What the task requires –
Make an exact copy of the data below, leaving out every picture.

Data in this exercise –
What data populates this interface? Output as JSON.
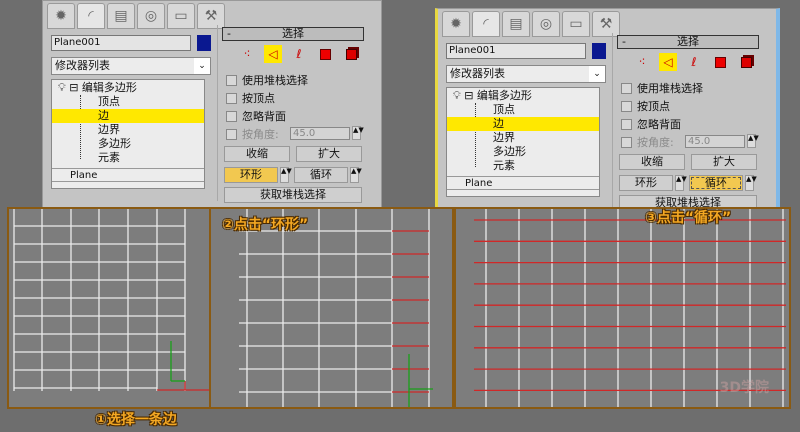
{
  "panels": [
    {
      "tabs": [
        "create-icon",
        "modify-icon",
        "hierarchy-icon",
        "motion-icon",
        "display-icon",
        "utilities-icon"
      ],
      "object_name": "Plane001",
      "object_color": "#0a1890",
      "modifier_list": "修改器列表",
      "stack": {
        "modifier": "编辑多边形",
        "subobjects": [
          "顶点",
          "边",
          "边界",
          "多边形",
          "元素"
        ],
        "selected": "边",
        "base": "Plane"
      },
      "rollout_title": "选择",
      "collapse_symbol": "-",
      "checkboxes": [
        "使用堆栈选择",
        "按顶点",
        "忽略背面"
      ],
      "angle_label": "按角度:",
      "angle_value": "45.0",
      "shrink": "收缩",
      "grow": "扩大",
      "ring": "环形",
      "loop": "循环",
      "get_stack": "获取堆栈选择",
      "active": "ring"
    },
    {
      "tabs": [
        "create-icon",
        "modify-icon",
        "hierarchy-icon",
        "motion-icon",
        "display-icon",
        "utilities-icon"
      ],
      "object_name": "Plane001",
      "object_color": "#0a1890",
      "modifier_list": "修改器列表",
      "stack": {
        "modifier": "编辑多边形",
        "subobjects": [
          "顶点",
          "边",
          "边界",
          "多边形",
          "元素"
        ],
        "selected": "边",
        "base": "Plane"
      },
      "rollout_title": "选择",
      "collapse_symbol": "-",
      "checkboxes": [
        "使用堆栈选择",
        "按顶点",
        "忽略背面"
      ],
      "angle_label": "按角度:",
      "angle_value": "45.0",
      "shrink": "收缩",
      "grow": "扩大",
      "ring": "环形",
      "loop": "循环",
      "get_stack": "获取堆栈选择",
      "active": "loop"
    }
  ],
  "captions": {
    "step1": "①选择一条边",
    "step2": "②点击“环形”",
    "step3": "③点击“循环”"
  },
  "watermark": "3D学院",
  "colors": {
    "selection": "#ffe800",
    "active_button": "#f2c850",
    "selected_edge": "#d02828",
    "viewport_border": "#8a5a12",
    "caption": "#f4a823"
  }
}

Full response –
What data populates this interface? Output as JSON.
{
  "panels": [
    {
      "tabs": [
        "create-icon",
        "modify-icon",
        "hierarchy-icon",
        "motion-icon",
        "display-icon",
        "utilities-icon"
      ],
      "object_name": "Plane001",
      "object_color": "#0a1890",
      "modifier_list": "修改器列表",
      "stack": {
        "modifier": "编辑多边形",
        "subobjects": [
          "顶点",
          "边",
          "边界",
          "多边形",
          "元素"
        ],
        "selected": "边",
        "base": "Plane"
      },
      "rollout_title": "选择",
      "collapse_symbol": "-",
      "checkboxes": [
        "使用堆栈选择",
        "按顶点",
        "忽略背面"
      ],
      "angle_label": "按角度:",
      "angle_value": "45.0",
      "shrink": "收缩",
      "grow": "扩大",
      "ring": "环形",
      "loop": "循环",
      "get_stack": "获取堆栈选择",
      "active": "ring"
    },
    {
      "tabs": [
        "create-icon",
        "modify-icon",
        "hierarchy-icon",
        "motion-icon",
        "display-icon",
        "utilities-icon"
      ],
      "object_name": "Plane001",
      "object_color": "#0a1890",
      "modifier_list": "修改器列表",
      "stack": {
        "modifier": "编辑多边形",
        "subobjects": [
          "顶点",
          "边",
          "边界",
          "多边形",
          "元素"
        ],
        "selected": "边",
        "base": "Plane"
      },
      "rollout_title": "选择",
      "collapse_symbol": "-",
      "checkboxes": [
        "使用堆栈选择",
        "按顶点",
        "忽略背面"
      ],
      "angle_label": "按角度:",
      "angle_value": "45.0",
      "shrink": "收缩",
      "grow": "扩大",
      "ring": "环形",
      "loop": "循环",
      "get_stack": "获取堆栈选择",
      "active": "loop"
    }
  ],
  "captions": {
    "step1": "①选择一条边",
    "step2": "②点击“环形”",
    "step3": "③点击“循环”"
  },
  "watermark": "3D学院",
  "colors": {
    "selection": "#ffe800",
    "active_button": "#f2c850",
    "selected_edge": "#d02828",
    "viewport_border": "#8a5a12",
    "caption": "#f4a823"
  }
}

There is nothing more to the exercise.